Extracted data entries
-*-*-

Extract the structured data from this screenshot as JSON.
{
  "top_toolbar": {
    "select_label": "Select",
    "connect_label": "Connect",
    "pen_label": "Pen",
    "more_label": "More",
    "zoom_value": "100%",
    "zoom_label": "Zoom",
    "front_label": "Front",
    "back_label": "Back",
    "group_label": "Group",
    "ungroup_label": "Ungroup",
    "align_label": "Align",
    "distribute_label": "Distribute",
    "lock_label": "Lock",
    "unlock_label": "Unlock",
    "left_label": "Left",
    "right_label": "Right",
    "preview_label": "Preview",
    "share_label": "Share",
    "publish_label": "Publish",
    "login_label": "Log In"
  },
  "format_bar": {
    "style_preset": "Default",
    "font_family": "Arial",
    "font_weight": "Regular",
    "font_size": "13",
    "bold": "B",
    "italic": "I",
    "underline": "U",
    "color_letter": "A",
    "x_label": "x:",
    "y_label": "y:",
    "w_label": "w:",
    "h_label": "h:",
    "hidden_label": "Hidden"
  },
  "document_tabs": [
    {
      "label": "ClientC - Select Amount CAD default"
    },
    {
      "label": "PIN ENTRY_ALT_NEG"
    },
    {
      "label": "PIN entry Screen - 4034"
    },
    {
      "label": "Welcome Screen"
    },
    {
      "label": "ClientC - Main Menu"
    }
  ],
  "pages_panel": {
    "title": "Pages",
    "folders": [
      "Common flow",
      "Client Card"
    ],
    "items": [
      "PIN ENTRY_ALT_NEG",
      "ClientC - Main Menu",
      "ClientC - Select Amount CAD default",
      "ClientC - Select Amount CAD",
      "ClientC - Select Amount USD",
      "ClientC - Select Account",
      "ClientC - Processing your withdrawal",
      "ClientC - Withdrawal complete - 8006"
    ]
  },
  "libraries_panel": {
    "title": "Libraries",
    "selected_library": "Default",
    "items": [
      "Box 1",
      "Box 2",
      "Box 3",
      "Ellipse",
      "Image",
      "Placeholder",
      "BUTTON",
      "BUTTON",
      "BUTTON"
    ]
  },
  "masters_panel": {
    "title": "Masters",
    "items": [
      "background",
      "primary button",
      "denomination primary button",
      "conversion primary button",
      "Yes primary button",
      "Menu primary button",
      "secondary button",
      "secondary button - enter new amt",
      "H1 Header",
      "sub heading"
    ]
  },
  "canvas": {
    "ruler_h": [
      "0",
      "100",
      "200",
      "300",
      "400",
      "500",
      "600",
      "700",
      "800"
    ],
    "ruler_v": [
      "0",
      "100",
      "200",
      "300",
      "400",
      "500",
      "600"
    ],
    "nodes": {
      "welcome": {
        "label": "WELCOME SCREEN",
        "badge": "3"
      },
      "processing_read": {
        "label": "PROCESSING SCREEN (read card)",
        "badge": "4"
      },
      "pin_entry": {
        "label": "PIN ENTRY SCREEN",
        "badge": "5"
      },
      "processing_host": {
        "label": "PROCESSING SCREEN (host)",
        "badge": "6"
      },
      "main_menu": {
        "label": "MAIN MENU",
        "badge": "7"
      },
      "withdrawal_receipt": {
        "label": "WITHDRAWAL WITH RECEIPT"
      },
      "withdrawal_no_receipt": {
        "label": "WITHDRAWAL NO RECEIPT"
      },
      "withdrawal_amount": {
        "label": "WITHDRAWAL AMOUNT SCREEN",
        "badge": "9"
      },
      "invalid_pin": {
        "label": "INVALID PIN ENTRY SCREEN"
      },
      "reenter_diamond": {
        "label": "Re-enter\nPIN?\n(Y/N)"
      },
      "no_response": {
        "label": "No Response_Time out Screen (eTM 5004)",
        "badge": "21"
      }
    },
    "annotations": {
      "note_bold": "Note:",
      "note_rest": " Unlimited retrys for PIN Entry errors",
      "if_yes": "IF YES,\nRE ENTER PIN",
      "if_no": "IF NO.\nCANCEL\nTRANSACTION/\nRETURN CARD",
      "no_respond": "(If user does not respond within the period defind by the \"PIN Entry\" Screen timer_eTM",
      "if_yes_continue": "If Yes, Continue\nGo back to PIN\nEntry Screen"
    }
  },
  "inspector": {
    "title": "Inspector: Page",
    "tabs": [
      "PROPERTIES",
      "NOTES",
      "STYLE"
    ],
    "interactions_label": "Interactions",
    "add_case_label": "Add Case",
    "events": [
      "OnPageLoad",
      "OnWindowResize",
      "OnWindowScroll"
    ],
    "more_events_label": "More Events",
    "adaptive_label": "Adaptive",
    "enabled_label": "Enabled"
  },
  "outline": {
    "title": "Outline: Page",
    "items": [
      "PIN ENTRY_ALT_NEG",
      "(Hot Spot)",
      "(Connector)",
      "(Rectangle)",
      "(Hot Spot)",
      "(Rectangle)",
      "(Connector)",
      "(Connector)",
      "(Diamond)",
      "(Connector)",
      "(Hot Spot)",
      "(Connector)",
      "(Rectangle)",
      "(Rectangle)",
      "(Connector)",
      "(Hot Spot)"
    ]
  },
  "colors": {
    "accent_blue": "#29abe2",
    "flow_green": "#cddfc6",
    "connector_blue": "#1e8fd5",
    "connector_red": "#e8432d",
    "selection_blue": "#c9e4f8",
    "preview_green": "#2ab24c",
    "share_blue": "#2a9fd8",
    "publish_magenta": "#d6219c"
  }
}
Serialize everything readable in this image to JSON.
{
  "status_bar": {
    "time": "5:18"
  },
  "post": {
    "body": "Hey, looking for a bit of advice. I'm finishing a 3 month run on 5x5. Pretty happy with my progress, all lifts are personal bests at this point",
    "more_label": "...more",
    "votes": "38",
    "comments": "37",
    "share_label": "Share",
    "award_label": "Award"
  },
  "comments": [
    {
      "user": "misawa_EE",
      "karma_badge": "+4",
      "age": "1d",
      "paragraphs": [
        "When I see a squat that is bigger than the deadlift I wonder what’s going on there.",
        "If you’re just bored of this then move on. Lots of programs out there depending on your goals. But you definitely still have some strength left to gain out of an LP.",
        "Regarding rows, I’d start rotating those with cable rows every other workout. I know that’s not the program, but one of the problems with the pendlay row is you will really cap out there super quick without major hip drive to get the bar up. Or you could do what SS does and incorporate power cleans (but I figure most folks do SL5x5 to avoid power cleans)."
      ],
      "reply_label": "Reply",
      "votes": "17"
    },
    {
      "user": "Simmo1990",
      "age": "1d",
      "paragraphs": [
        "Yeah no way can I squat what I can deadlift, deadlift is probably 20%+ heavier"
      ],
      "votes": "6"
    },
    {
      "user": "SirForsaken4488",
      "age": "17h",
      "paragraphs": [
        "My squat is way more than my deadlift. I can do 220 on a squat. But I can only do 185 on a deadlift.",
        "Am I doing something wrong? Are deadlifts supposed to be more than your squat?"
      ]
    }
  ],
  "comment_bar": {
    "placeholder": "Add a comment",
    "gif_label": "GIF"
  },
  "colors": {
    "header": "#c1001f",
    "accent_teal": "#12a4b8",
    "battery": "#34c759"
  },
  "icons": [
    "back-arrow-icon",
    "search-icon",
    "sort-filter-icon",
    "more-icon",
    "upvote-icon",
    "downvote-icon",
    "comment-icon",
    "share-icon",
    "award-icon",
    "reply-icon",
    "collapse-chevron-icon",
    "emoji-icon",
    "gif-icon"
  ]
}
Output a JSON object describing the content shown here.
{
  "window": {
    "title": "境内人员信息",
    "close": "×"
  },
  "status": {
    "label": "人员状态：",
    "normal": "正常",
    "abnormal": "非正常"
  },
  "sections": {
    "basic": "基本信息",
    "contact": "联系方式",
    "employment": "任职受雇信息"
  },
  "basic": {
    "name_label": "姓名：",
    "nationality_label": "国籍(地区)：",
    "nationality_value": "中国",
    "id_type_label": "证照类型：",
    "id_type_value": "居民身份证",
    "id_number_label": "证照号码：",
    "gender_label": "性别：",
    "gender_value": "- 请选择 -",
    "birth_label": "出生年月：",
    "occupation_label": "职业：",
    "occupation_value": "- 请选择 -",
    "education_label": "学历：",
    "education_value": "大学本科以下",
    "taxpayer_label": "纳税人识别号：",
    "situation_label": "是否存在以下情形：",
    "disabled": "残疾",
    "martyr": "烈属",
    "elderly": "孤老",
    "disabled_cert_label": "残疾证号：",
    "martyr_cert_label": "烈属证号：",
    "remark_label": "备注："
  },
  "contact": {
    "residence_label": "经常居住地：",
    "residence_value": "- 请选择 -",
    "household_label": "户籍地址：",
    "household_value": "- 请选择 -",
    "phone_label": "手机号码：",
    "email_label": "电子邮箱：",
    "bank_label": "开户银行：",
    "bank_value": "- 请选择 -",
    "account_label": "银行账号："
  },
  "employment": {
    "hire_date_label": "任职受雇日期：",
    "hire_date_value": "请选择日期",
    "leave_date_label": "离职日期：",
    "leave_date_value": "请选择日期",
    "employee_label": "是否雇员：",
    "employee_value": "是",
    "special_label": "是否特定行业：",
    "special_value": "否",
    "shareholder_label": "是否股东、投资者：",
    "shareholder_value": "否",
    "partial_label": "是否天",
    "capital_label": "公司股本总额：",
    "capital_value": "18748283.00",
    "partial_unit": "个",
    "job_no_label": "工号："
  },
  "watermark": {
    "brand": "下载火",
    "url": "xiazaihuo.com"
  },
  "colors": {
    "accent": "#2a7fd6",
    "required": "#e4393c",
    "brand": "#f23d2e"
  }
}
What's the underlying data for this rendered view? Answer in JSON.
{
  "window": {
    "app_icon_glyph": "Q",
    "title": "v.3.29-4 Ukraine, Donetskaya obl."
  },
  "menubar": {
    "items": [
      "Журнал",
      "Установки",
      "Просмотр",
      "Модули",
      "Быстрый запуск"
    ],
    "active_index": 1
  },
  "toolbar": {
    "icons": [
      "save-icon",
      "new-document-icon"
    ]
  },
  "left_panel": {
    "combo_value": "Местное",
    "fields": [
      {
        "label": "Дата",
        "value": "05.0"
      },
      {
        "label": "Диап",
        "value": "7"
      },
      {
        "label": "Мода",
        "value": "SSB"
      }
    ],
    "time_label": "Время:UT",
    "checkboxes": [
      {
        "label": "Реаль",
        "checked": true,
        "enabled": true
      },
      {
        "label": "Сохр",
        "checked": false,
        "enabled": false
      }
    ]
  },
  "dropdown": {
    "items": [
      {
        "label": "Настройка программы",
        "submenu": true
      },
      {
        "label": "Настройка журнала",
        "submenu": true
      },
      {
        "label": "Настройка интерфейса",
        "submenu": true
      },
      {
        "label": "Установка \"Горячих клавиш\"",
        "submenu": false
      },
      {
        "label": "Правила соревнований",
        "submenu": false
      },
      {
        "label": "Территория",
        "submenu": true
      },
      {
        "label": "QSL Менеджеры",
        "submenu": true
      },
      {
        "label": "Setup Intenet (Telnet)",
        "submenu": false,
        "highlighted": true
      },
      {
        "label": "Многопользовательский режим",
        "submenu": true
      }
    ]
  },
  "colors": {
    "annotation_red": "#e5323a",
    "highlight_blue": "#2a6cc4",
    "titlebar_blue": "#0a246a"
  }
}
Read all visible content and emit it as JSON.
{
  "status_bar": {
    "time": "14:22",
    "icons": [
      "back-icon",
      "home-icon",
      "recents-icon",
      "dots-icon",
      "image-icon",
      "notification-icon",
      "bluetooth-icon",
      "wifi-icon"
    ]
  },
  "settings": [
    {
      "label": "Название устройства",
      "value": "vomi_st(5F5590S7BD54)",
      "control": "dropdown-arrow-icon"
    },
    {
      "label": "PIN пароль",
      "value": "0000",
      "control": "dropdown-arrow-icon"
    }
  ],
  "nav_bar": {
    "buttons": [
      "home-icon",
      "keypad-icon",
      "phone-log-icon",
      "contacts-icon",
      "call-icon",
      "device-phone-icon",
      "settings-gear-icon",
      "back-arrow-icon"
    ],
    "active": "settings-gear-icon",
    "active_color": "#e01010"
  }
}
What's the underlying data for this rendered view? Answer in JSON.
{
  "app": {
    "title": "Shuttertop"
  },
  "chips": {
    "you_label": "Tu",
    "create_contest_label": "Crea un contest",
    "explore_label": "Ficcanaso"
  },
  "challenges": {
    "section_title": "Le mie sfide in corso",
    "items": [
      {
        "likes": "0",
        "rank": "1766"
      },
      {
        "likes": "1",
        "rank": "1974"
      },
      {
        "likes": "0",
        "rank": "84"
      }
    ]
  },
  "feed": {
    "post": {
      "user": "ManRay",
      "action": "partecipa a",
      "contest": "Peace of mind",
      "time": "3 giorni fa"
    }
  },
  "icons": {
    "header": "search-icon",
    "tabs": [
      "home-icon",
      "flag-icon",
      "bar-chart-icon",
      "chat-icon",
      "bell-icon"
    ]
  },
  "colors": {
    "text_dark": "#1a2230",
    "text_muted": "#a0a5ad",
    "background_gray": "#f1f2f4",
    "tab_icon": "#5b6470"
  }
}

-*-*-

Task details:
Where a line above holds the string "false", show that line.

Reply:
        "checked": false,
        "enabled": false
        "submenu": false
        "submenu": false
        "submenu": false,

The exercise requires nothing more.